▶ TEXT PROVIDED
□ □ □ □ □
The rebels, heavily armed and wearing military fatigues, sounded a police siren as they moved through the streets.
One of their leaders, former senior police chief Guy Philippe, was in the convoy, which halted at a police station near the palace. Thousands of people were gathered nearby celebrating, some shouting “Guy Philippe, Guy Philippe.”
Outside town, U.S. Marines secured Haiti’s main airport and unpacked gear as they began their mission to halt the turmoil in the country, the poorest in the Americas, that began even before the uprising against Aristide erupted on Feb.5.
Aristide, once a champion of Haiti’s fledgling democracy who was driven out by the rebel uprising and foreign pressure to quit, left for Africa early on Sunday in a hasty departure arranged by the United States.
Looting and gun battles erupted in the wake of his departure. Looters struck shops, police stations and the homes of Aristide supporters, carting off refrigerators, doors, televisions and clothing.
The contingent of 150 to 200 Marines, joined by over 100 French troops, unloaded machine guns, grenade launchers and bottles of Evian water at the airport on Monday, prepared to guard key sites and restore order.
“I have no clue how we’re going to be received,” 21-year-old U.S. Lance Cpl. Eric Hafford said as he munched candies atop a Humvee at the airport.
The Marines force is expected to grow to about 1,000.
“They’re going to welcome us and we’re glad to be here,” said Col. Dave Berger. Marines lounged on couches in the VIP section of the airport as Humvees, armored vehicles and trucks were unloaded from planes onto the airport tarmac.
VICTORY SIGNS
On the road to the airport, some Haitians held up two fingers in a “V for victory” sign. Others held up three fingers, a sign of dismay that Aristide’s presidency ended after three years of a five-year term.
With the city returning to a semblance of normality, a street market was packed with people and “tap-taps,” the colorful Haitian taxis fashioned from pick-up trucks, although traffic was lighter than usual because of fuel shortages.
□ □ □ □ □
▶ WHAT THE TASK ASKS
Continue the news report on the rebel entry and the Marine deployment in Haiti after Aristide's departure, picking up after its last sentence.
□ □ □ □ □
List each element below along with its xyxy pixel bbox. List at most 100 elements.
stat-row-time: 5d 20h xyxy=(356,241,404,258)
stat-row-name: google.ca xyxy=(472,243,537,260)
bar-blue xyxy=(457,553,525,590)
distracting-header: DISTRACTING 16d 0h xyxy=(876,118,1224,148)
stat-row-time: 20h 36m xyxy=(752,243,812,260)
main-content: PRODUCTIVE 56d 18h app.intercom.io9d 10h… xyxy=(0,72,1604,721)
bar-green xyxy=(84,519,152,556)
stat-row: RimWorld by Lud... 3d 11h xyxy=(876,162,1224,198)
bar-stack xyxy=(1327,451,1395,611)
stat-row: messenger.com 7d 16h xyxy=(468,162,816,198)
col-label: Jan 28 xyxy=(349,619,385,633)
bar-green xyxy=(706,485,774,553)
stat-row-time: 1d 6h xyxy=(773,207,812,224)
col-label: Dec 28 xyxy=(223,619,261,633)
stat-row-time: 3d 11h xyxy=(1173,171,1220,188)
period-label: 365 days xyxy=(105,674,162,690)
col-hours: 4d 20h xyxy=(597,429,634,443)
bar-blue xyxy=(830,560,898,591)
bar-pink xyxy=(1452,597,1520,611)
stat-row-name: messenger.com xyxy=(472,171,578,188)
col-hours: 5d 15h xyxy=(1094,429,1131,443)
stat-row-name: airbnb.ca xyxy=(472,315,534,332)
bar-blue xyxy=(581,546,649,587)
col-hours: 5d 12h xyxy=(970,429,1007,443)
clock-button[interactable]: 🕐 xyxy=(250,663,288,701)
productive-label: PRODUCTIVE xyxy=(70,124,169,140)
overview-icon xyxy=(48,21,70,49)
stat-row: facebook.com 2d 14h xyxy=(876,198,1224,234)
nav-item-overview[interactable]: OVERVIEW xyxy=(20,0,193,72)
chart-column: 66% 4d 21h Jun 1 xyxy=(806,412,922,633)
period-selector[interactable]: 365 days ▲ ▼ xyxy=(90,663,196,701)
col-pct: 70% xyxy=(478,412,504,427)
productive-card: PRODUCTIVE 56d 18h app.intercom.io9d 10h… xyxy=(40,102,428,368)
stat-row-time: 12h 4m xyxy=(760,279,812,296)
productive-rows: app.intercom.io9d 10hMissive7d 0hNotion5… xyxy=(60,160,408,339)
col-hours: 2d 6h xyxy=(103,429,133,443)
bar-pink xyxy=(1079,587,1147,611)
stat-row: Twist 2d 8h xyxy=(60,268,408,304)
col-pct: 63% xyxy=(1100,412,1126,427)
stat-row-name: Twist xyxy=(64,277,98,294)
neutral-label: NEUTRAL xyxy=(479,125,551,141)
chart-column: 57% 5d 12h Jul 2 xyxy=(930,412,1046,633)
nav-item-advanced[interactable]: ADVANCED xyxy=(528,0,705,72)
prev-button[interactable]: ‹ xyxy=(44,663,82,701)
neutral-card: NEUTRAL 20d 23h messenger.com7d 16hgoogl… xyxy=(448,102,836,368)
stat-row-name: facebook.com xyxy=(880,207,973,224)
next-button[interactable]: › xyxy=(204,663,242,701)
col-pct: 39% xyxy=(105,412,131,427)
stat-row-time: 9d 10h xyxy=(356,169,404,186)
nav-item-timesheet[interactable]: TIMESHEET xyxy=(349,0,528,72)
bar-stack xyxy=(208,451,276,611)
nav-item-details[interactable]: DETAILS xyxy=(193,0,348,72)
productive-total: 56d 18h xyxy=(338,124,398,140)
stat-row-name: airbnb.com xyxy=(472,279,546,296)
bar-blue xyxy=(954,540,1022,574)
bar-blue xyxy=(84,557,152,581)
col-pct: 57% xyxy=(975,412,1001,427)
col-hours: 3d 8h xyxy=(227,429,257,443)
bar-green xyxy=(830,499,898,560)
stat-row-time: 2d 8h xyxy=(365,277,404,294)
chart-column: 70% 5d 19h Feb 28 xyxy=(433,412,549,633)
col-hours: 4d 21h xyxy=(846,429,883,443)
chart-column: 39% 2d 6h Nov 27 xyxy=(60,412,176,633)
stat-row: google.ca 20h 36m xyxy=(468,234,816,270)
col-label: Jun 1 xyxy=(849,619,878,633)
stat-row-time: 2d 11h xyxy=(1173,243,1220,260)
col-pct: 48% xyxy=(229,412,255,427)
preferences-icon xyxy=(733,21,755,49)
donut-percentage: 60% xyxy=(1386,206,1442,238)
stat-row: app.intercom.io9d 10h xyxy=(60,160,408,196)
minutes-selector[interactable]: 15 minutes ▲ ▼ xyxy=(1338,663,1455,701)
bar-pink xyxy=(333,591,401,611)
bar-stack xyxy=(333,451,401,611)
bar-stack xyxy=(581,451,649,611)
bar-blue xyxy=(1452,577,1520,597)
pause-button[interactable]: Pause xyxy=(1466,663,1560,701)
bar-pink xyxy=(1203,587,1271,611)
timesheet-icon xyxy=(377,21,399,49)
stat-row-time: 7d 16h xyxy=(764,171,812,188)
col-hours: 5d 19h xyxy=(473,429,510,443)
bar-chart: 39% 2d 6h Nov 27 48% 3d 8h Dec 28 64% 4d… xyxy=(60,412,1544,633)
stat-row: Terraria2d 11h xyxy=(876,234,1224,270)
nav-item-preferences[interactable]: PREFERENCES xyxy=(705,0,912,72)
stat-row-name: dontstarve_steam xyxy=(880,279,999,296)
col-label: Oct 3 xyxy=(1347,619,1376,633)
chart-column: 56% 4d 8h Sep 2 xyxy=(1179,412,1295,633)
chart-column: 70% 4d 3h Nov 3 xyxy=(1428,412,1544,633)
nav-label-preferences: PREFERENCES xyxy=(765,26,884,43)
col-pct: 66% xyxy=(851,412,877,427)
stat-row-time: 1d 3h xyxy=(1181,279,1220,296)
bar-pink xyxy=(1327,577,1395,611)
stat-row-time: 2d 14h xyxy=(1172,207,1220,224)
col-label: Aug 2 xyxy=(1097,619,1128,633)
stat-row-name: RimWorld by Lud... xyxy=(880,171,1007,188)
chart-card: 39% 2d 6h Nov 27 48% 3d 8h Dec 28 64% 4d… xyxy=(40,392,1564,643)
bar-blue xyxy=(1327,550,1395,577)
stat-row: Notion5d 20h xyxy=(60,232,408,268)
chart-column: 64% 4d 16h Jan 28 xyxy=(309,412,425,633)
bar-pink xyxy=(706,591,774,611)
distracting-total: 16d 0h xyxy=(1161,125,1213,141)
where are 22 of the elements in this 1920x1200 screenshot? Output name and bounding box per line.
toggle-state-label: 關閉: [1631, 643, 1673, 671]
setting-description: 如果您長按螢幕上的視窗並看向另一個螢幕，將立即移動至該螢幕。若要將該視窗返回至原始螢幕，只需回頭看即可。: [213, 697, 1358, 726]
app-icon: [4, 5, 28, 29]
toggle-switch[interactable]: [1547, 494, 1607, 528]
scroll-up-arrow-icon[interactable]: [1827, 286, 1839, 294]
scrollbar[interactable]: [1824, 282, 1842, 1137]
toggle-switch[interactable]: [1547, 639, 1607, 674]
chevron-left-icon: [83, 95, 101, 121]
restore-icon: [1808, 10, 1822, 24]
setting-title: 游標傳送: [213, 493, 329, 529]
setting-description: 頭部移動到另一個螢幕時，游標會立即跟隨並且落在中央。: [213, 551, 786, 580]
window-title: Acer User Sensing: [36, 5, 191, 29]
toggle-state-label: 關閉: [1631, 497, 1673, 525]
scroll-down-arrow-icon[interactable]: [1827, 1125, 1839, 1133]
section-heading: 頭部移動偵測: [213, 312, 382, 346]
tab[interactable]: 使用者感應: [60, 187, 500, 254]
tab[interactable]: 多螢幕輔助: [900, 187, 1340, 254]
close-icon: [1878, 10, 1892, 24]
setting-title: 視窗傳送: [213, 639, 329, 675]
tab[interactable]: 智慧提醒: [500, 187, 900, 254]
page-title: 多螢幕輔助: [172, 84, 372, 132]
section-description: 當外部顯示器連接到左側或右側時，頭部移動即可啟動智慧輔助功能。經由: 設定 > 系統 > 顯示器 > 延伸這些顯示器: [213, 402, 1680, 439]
□ □ □ □ □
▶ WRITTEN RESPONSE
Aristide, a former radical priest who preached against Haiti’s dictators in the 1980s and was exiled by a military coup in 1991 during his first term as president, arrived on Monday in the capital of the Central African Republic.
“By toppling me they have cut down the tree of peace, but it will grow again,” he told state radio in Bangui.
The arrival of the U.S. Marines was the third major deployment of U.S. troops to Haiti in the past century. Ten years ago President Bill Clinton sent 20,000 Marines to restore Aristide to power after he had been ousted in a coup.
More than 100 French troops arrived, and Canada, which has about 50 troops in Haiti, said it could send another 100 at short notice. Chile said it would send 270 troops and Brazil was expected to contribute to the force, given an initial three-month mandate by the U.N. Security Council on Sunday.
In Washington, a U.S. official said the United States was scrambling to create a “council of elders” to run Haiti, organize early elections and disarm rebels.
“There’s going to be a tripartite commission, made up of the opposition, the government and the international community, who will form a sort of ‘council of elders,”‘ a State Department official said.
Washington was focusing on having Chief Justice Boniface Alexandre, who replaced Aristide after he flew into exile, work with Haiti’s Prime Minister Yvon Neptune and “probably” a representative from the Caribbean nations bloc, CARICOM, to form the council of “a dozen eminent Haitians,” he added.
The death toll in February’s violence rose to nearly 80 as opponents of the president hunted down his dreaded “chimeres” — street toughs armed by Aristide to enforce his will in the sprawling slums.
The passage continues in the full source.